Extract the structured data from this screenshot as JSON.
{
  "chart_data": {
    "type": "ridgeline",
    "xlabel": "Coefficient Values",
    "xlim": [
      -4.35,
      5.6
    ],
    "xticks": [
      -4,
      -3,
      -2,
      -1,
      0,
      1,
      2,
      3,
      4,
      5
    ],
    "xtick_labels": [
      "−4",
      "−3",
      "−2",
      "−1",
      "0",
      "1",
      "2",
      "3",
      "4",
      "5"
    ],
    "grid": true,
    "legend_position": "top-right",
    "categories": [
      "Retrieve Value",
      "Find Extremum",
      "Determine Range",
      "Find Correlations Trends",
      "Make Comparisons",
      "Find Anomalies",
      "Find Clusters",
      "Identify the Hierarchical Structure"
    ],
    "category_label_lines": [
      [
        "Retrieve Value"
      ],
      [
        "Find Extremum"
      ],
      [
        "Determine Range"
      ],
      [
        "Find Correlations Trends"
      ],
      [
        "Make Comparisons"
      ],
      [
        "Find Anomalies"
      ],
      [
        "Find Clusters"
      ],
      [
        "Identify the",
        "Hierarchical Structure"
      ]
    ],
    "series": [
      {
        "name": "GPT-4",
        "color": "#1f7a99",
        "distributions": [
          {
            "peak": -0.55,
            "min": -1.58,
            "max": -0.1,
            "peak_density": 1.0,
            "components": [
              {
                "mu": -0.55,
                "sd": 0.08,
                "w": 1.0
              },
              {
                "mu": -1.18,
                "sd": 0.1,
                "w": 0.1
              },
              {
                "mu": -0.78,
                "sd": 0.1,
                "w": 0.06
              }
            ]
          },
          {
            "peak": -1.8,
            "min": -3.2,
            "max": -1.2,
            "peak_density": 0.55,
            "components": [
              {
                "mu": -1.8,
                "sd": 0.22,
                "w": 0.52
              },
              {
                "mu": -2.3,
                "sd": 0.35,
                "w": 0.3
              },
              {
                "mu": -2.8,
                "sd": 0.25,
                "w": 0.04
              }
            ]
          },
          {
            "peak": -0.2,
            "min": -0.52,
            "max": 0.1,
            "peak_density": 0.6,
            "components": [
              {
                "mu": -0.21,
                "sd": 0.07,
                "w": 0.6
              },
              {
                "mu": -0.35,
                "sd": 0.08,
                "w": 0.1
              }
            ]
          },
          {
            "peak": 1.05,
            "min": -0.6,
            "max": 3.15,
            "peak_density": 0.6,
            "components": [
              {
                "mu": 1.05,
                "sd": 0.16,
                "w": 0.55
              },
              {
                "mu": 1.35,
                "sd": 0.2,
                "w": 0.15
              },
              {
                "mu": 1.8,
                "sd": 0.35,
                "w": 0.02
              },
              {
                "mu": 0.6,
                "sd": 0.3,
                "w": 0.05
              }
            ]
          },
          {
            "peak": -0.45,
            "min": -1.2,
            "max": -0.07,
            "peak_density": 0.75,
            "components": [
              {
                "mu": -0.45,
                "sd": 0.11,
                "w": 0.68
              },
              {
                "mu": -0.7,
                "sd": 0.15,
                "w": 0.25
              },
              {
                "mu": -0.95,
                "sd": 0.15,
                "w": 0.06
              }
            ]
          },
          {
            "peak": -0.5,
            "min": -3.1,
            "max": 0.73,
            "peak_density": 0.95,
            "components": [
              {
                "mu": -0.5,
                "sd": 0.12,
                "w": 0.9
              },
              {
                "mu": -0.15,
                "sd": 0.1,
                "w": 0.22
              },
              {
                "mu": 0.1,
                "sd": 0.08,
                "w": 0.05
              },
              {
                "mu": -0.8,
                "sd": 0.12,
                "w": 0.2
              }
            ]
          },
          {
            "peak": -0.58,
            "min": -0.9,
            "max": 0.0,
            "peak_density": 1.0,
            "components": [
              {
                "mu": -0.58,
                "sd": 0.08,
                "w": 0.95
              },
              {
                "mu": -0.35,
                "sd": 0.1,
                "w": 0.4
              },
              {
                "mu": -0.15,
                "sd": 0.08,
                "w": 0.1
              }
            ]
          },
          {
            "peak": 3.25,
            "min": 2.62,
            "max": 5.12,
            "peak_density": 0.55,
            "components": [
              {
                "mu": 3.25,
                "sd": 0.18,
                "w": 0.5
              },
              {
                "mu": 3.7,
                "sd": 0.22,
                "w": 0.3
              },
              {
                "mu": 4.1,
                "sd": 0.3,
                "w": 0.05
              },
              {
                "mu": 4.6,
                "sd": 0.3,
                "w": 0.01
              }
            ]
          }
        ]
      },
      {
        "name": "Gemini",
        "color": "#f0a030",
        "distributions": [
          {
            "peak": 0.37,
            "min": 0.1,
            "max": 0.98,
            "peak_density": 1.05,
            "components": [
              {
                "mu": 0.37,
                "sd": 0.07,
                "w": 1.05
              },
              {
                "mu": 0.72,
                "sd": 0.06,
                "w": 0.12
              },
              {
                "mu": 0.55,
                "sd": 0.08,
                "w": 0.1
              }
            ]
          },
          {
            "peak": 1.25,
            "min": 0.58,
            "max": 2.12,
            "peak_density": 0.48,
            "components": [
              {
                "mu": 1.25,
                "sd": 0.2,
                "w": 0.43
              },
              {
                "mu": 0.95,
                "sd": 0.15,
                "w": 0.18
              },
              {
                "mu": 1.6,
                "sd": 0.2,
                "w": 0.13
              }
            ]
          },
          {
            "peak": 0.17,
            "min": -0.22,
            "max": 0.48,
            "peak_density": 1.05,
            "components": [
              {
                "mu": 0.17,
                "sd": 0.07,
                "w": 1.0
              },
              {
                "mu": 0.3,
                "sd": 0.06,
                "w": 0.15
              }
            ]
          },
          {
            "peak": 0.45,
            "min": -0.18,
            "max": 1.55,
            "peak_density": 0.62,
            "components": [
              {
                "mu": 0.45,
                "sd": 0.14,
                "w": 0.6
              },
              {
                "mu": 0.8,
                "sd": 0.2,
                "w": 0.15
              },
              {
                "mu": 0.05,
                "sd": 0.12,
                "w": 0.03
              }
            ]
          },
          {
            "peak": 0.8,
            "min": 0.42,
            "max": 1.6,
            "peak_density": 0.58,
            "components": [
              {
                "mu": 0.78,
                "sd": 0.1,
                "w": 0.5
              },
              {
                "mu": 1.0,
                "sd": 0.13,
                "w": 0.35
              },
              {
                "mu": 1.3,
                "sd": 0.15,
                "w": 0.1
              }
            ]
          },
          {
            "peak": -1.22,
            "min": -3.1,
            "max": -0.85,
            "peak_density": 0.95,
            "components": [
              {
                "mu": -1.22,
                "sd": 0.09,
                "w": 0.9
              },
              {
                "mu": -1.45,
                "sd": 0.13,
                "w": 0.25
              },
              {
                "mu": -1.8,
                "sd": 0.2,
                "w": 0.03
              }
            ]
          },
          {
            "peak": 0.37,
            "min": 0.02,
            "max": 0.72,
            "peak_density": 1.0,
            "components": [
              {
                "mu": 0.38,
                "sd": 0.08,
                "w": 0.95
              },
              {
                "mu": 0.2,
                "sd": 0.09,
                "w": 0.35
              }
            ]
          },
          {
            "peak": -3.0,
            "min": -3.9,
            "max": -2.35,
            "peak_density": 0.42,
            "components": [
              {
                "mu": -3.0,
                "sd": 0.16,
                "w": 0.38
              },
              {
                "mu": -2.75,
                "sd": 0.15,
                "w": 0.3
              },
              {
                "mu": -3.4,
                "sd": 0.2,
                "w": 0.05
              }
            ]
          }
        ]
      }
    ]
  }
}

• **Problem details**: Repeat the entries exactly, all of them.

• **Problem solution**:
Extract the structured data from this screenshot as JSON.
{
  "chart_data": {
    "type": "ridgeline",
    "xlabel": "Coefficient Values",
    "xlim": [
      -4.35,
      5.6
    ],
    "xticks": [
      -4,
      -3,
      -2,
      -1,
      0,
      1,
      2,
      3,
      4,
      5
    ],
    "xtick_labels": [
      "−4",
      "−3",
      "−2",
      "−1",
      "0",
      "1",
      "2",
      "3",
      "4",
      "5"
    ],
    "grid": true,
    "legend_position": "top-right",
    "categories": [
      "Retrieve Value",
      "Find Extremum",
      "Determine Range",
      "Find Correlations Trends",
      "Make Comparisons",
      "Find Anomalies",
      "Find Clusters",
      "Identify the Hierarchical Structure"
    ],
    "category_label_lines": [
      [
        "Retrieve Value"
      ],
      [
        "Find Extremum"
      ],
      [
        "Determine Range"
      ],
      [
        "Find Correlations Trends"
      ],
      [
        "Make Comparisons"
      ],
      [
        "Find Anomalies"
      ],
      [
        "Find Clusters"
      ],
      [
        "Identify the",
        "Hierarchical Structure"
      ]
    ],
    "series": [
      {
        "name": "GPT-4",
        "color": "#1f7a99",
        "distributions": [
          {
            "peak": -0.55,
            "min": -1.58,
            "max": -0.1,
            "peak_density": 1.0,
            "components": [
              {
                "mu": -0.55,
                "sd": 0.08,
                "w": 1.0
              },
              {
                "mu": -1.18,
                "sd": 0.1,
                "w": 0.1
              },
              {
                "mu": -0.78,
                "sd": 0.1,
                "w": 0.06
              }
            ]
          },
          {
            "peak": -1.8,
            "min": -3.2,
            "max": -1.2,
            "peak_density": 0.55,
            "components": [
              {
                "mu": -1.8,
                "sd": 0.22,
                "w": 0.52
              },
              {
                "mu": -2.3,
                "sd": 0.35,
                "w": 0.3
              },
              {
                "mu": -2.8,
                "sd": 0.25,
                "w": 0.04
              }
            ]
          },
          {
            "peak": -0.2,
            "min": -0.52,
            "max": 0.1,
            "peak_density": 0.6,
            "components": [
              {
                "mu": -0.21,
                "sd": 0.07,
                "w": 0.6
              },
              {
                "mu": -0.35,
                "sd": 0.08,
                "w": 0.1
              }
            ]
          },
          {
            "peak": 1.05,
            "min": -0.6,
            "max": 3.15,
            "peak_density": 0.6,
            "components": [
              {
                "mu": 1.05,
                "sd": 0.16,
                "w": 0.55
              },
              {
                "mu": 1.35,
                "sd": 0.2,
                "w": 0.15
              },
              {
                "mu": 1.8,
                "sd": 0.35,
                "w": 0.02
              },
              {
                "mu": 0.6,
                "sd": 0.3,
                "w": 0.05
              }
            ]
          },
          {
            "peak": -0.45,
            "min": -1.2,
            "max": -0.07,
            "peak_density": 0.75,
            "components": [
              {
                "mu": -0.45,
                "sd": 0.11,
                "w": 0.68
              },
              {
                "mu": -0.7,
                "sd": 0.15,
                "w": 0.25
              },
              {
                "mu": -0.95,
                "sd": 0.15,
                "w": 0.06
              }
            ]
          },
          {
            "peak": -0.5,
            "min": -3.1,
            "max": 0.73,
            "peak_density": 0.95,
            "components": [
              {
                "mu": -0.5,
                "sd": 0.12,
                "w": 0.9
              },
              {
                "mu": -0.15,
                "sd": 0.1,
                "w": 0.22
              },
              {
                "mu": 0.1,
                "sd": 0.08,
                "w": 0.05
              },
              {
                "mu": -0.8,
                "sd": 0.12,
                "w": 0.2
              }
            ]
          },
          {
            "peak": -0.58,
            "min": -0.9,
            "max": 0.0,
            "peak_density": 1.0,
            "components": [
              {
                "mu": -0.58,
                "sd": 0.08,
                "w": 0.95
              },
              {
                "mu": -0.35,
                "sd": 0.1,
                "w": 0.4
              },
              {
                "mu": -0.15,
                "sd": 0.08,
                "w": 0.1
              }
            ]
          },
          {
            "peak": 3.25,
            "min": 2.62,
            "max": 5.12,
            "peak_density": 0.55,
            "components": [
              {
                "mu": 3.25,
                "sd": 0.18,
                "w": 0.5
              },
              {
                "mu": 3.7,
                "sd": 0.22,
                "w": 0.3
              },
              {
                "mu": 4.1,
                "sd": 0.3,
                "w": 0.05
              },
              {
                "mu": 4.6,
                "sd": 0.3,
                "w": 0.01
              }
            ]
          }
        ]
      },
      {
        "name": "Gemini",
        "color": "#f0a030",
        "distributions": [
          {
            "peak": 0.37,
            "min": 0.1,
            "max": 0.98,
            "peak_density": 1.05,
            "components": [
              {
                "mu": 0.37,
                "sd": 0.07,
                "w": 1.05
              },
              {
                "mu": 0.72,
                "sd": 0.06,
                "w": 0.12
              },
              {
                "mu": 0.55,
                "sd": 0.08,
                "w": 0.1
              }
            ]
          },
          {
            "peak": 1.25,
            "min": 0.58,
            "max": 2.12,
            "peak_density": 0.48,
            "components": [
              {
                "mu": 1.25,
                "sd": 0.2,
                "w": 0.43
              },
              {
                "mu": 0.95,
                "sd": 0.15,
                "w": 0.18
              },
              {
                "mu": 1.6,
                "sd": 0.2,
                "w": 0.13
              }
            ]
          },
          {
            "peak": 0.17,
            "min": -0.22,
            "max": 0.48,
            "peak_density": 1.05,
            "components": [
              {
                "mu": 0.17,
                "sd": 0.07,
                "w": 1.0
              },
              {
                "mu": 0.3,
                "sd": 0.06,
                "w": 0.15
              }
            ]
          },
          {
            "peak": 0.45,
            "min": -0.18,
            "max": 1.55,
            "peak_density": 0.62,
            "components": [
              {
                "mu": 0.45,
                "sd": 0.14,
                "w": 0.6
              },
              {
                "mu": 0.8,
                "sd": 0.2,
                "w": 0.15
              },
              {
                "mu": 0.05,
                "sd": 0.12,
                "w": 0.03
              }
            ]
          },
          {
            "peak": 0.8,
            "min": 0.42,
            "max": 1.6,
            "peak_density": 0.58,
            "components": [
              {
                "mu": 0.78,
                "sd": 0.1,
                "w": 0.5
              },
              {
                "mu": 1.0,
                "sd": 0.13,
                "w": 0.35
              },
              {
                "mu": 1.3,
                "sd": 0.15,
                "w": 0.1
              }
            ]
          },
          {
            "peak": -1.22,
            "min": -3.1,
            "max": -0.85,
            "peak_density": 0.95,
            "components": [
              {
                "mu": -1.22,
                "sd": 0.09,
                "w": 0.9
              },
              {
                "mu": -1.45,
                "sd": 0.13,
                "w": 0.25
              },
              {
                "mu": -1.8,
                "sd": 0.2,
                "w": 0.03
              }
            ]
          },
          {
            "peak": 0.37,
            "min": 0.02,
            "max": 0.72,
            "peak_density": 1.0,
            "components": [
              {
                "mu": 0.38,
                "sd": 0.08,
                "w": 0.95
              },
              {
                "mu": 0.2,
                "sd": 0.09,
                "w": 0.35
              }
            ]
          },
          {
            "peak": -3.0,
            "min": -3.9,
            "max": -2.35,
            "peak_density": 0.42,
            "components": [
              {
                "mu": -3.0,
                "sd": 0.16,
                "w": 0.38
              },
              {
                "mu": -2.75,
                "sd": 0.15,
                "w": 0.3
              },
              {
                "mu": -3.4,
                "sd": 0.2,
                "w": 0.05
              }
            ]
          }
        ]
      }
    ]
  }
}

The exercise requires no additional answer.